Copy the rows word for word, starting with the line containing "divider-bottom: [32, 419, 688, 421]" and continuing through the line containing "slide: Accounting for".

[Image layout annotations]
* begin *
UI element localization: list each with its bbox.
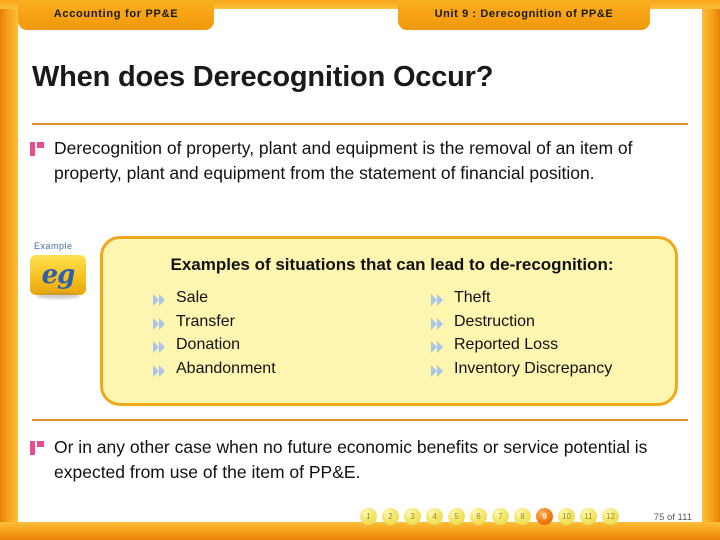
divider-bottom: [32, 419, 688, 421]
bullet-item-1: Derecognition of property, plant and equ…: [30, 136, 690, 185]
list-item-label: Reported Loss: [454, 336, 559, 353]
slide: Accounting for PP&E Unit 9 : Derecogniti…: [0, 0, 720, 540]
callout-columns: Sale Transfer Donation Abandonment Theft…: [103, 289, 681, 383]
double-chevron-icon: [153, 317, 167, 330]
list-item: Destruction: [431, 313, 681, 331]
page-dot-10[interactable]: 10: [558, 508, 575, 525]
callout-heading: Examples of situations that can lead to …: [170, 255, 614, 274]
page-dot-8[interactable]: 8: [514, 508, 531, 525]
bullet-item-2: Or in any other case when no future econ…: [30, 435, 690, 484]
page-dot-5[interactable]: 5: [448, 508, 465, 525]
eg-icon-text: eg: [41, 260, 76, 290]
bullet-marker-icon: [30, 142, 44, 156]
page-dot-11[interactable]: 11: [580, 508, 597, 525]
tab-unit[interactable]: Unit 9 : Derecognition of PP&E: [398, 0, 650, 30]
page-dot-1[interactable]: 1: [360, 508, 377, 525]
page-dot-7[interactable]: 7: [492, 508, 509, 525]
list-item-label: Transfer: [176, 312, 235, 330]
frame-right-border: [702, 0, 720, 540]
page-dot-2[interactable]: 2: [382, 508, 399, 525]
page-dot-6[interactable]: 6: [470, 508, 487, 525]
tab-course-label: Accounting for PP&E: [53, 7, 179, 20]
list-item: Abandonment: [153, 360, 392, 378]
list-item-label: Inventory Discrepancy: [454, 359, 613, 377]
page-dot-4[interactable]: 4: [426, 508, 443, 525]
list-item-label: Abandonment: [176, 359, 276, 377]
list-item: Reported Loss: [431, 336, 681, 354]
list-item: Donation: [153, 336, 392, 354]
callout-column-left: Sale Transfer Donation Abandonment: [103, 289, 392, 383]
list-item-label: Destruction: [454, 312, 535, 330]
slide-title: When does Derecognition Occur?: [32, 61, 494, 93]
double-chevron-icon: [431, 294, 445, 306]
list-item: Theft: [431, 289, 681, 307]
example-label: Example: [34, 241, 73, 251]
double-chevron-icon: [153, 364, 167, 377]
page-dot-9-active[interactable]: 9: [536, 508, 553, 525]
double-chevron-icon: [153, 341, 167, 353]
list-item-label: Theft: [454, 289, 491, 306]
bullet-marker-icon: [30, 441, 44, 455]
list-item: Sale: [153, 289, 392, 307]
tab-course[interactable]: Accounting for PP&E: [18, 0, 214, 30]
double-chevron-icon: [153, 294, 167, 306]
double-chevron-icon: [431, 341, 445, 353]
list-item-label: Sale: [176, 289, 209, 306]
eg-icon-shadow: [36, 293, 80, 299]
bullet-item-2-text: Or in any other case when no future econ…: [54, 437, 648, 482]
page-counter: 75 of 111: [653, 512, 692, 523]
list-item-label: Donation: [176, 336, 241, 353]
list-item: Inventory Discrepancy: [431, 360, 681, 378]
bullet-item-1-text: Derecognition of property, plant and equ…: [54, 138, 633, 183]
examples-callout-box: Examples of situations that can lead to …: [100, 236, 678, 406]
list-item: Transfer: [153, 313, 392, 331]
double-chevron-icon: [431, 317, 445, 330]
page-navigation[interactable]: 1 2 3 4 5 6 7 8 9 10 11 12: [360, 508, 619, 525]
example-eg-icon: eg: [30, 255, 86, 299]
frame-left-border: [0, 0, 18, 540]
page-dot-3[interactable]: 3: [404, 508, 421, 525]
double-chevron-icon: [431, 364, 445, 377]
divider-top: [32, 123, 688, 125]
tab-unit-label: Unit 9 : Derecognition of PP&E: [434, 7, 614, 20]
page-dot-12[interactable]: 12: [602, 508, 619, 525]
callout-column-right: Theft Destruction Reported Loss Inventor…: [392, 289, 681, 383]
* end *
* begin *
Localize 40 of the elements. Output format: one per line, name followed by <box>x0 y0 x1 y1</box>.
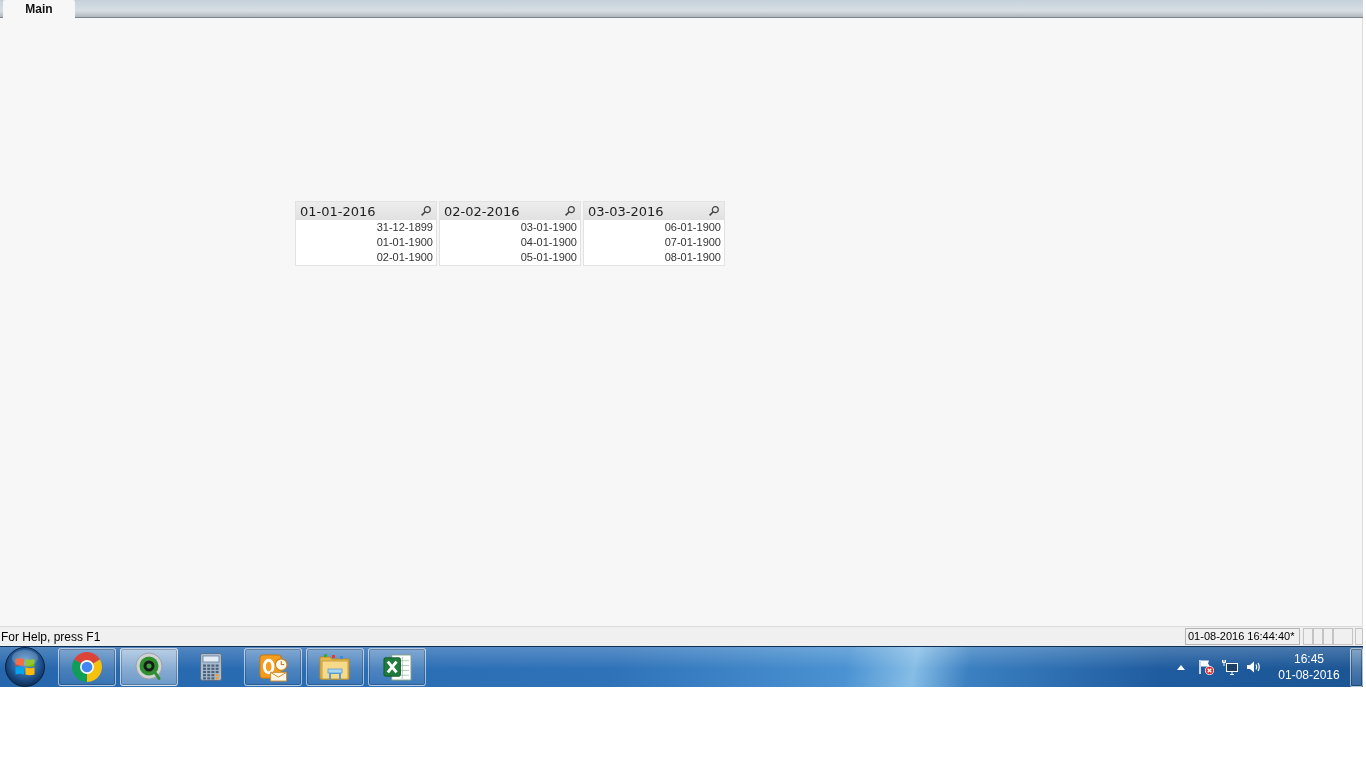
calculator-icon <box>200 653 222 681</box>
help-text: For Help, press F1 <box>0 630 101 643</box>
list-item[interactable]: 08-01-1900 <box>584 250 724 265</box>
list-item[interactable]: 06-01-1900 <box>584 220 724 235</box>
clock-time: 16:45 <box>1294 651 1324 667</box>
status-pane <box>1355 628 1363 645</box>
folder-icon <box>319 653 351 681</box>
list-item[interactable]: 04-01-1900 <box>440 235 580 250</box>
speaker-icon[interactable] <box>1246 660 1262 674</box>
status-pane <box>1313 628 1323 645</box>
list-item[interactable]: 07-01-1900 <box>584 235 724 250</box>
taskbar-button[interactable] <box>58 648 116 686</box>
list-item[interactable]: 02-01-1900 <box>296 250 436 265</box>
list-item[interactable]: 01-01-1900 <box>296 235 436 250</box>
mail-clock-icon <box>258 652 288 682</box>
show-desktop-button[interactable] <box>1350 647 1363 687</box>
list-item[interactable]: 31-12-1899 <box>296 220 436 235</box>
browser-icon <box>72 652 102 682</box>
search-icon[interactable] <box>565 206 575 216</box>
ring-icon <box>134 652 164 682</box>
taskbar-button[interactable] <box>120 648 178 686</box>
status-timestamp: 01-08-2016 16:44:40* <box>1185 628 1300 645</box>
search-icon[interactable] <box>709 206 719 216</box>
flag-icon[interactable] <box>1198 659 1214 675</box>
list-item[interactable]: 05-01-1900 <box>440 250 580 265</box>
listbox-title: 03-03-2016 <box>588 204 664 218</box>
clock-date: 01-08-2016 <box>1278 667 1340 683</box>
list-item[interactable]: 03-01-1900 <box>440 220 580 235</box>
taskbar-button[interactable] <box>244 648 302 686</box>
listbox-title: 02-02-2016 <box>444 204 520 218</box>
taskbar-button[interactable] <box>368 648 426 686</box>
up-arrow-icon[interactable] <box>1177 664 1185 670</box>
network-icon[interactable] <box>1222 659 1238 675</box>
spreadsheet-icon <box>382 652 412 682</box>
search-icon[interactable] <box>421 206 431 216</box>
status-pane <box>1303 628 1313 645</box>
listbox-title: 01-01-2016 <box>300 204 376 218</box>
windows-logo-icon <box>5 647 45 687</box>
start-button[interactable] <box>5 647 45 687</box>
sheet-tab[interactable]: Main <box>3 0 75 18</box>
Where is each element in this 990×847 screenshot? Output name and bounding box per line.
* end *
Expected answer =>
divider-bottom: [32, 419, 688, 421]
bullet-item-1: Derecognition of property, plant and equ…: [30, 136, 690, 185]
list-item-label: Reported Loss: [454, 336, 559, 353]
slide: Accounting for PP&E Unit 9 : Derecogniti…: [0, 0, 720, 540]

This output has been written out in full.